------ EXERCISE MATERIALS

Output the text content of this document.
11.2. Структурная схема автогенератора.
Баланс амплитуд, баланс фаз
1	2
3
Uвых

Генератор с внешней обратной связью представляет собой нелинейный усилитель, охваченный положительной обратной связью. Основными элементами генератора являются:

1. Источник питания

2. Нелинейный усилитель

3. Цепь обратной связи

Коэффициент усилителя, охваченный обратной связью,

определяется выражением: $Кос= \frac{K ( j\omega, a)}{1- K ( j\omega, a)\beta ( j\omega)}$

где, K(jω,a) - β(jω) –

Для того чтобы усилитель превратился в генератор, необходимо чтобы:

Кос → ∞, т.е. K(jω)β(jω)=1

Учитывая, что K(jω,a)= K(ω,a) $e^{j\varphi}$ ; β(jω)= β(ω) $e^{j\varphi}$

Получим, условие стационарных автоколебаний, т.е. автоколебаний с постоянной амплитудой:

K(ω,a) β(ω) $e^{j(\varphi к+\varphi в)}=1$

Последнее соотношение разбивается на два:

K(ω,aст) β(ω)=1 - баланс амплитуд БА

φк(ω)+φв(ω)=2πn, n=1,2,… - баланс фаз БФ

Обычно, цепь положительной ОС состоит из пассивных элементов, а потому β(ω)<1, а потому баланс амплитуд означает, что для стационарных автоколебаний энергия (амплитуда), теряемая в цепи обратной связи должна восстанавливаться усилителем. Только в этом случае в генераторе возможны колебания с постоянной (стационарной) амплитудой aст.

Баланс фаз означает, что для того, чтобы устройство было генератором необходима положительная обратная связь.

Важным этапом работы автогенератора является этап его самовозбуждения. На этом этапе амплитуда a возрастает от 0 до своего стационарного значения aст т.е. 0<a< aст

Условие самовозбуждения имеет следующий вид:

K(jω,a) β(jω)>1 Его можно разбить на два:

------------

__WORK INSTRUCTIONS__: Copy out each line that contains the word "varphi".

__ANSWER FOR THIS EXERCISE__:
Учитывая, что K(jω,a)= K(ω,a) $e^{j\varphi}$ ; β(jω)= β(ω) $e^{j\varphi}$
K(ω,a) β(ω) $e^{j(\varphi к+\varphi в)}=1$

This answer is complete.